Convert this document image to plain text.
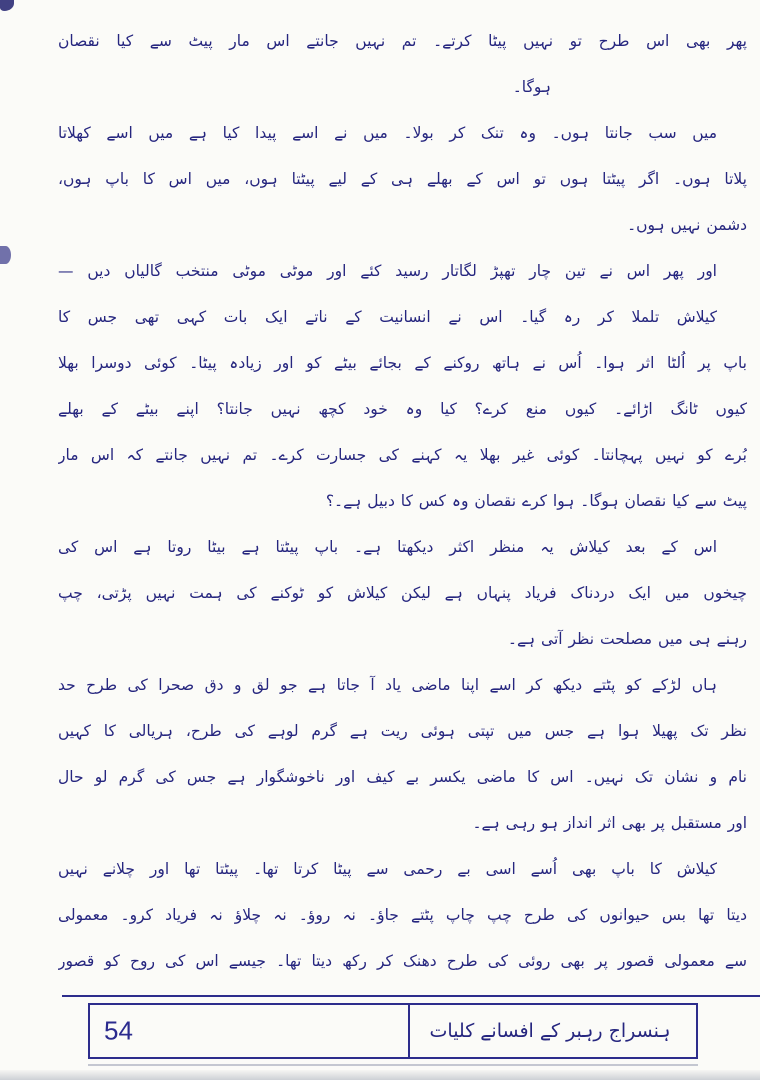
پھر بھی اس طرح تو نہیں پیٹا کرتے۔ تم نہیں جانتے اس مار پیٹ سے کیا نقصان
ہوگا۔
میں سب جانتا ہوں۔ وہ تنک کر بولا۔ میں نے اسے پیدا کیا ہے میں اسے کھلاتا
پلاتا ہوں۔ اگر پیٹتا ہوں تو اس کے بھلے ہی کے لیے پیٹتا ہوں، میں اس کا باپ ہوں،
دشمن نہیں ہوں۔
اور پھر اس نے تین چار تھپڑ لگاتار رسید کئے اور موٹی موٹی منتخب گالیاں دیں —
کیلاش تلملا کر رہ گیا۔ اس نے انسانیت کے ناتے ایک بات کہی تھی جس کا
باپ پر اُلٹا اثر ہوا۔ اُس نے ہاتھ روکنے کے بجائے بیٹے کو اور زیادہ پیٹا۔ کوئی دوسرا بھلا
کیوں ٹانگ اڑائے۔ کیوں منع کرے؟ کیا وہ خود کچھ نہیں جانتا؟ اپنے بیٹے کے بھلے
بُرے کو نہیں پہچانتا۔ کوئی غیر بھلا یہ کہنے کی جسارت کرے۔ تم نہیں جانتے کہ اس مار
پیٹ سے کیا نقصان ہوگا۔ ہوا کرے نقصان وہ کس کا دبیل ہے۔؟
اس کے بعد کیلاش یہ منظر اکثر دیکھتا ہے۔ باپ پیٹتا ہے بیٹا روتا ہے اس کی
چیخوں میں ایک دردناک فریاد پنہاں ہے لیکن کیلاش کو ٹوکنے کی ہمت نہیں پڑتی، چپ
رہنے ہی میں مصلحت نظر آتی ہے۔
ہاں لڑکے کو پٹتے دیکھ کر اسے اپنا ماضی یاد آ جاتا ہے جو لق و دق صحرا کی طرح حد
نظر تک پھیلا ہوا ہے جس میں تپتی ہوئی ریت ہے گرم لوہے کی طرح، ہریالی کا کہیں
نام و نشان تک نہیں۔ اس کا ماضی یکسر بے کیف اور ناخوشگوار ہے جس کی گرم لو حال
اور مستقبل پر بھی اثر انداز ہو رہی ہے۔
کیلاش کا باپ بھی اُسے اسی بے رحمی سے پیٹا کرتا تھا۔ پیٹتا تھا اور چلانے نہیں
دیتا تھا بس حیوانوں کی طرح چپ چاپ پٹتے جاؤ۔ نہ روؤ۔ نہ چلاؤ نہ فریاد کرو۔ معمولی
سے معمولی قصور پر بھی روئی کی طرح دھنک کر رکھ دیتا تھا۔ جیسے اس کی روح کو قصور
54	ہنسراج رہبر کے افسانے کلیات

● **Written request**: Each line that holds the word "جانتا" is to be copied.

● **Output for this task**:
میں سب جانتا ہوں۔ وہ تنک کر بولا۔ میں نے اسے پیدا کیا ہے میں اسے کھلاتا
کیوں ٹانگ اڑائے۔ کیوں منع کرے؟ کیا وہ خود کچھ نہیں جانتا؟ اپنے بیٹے کے بھلے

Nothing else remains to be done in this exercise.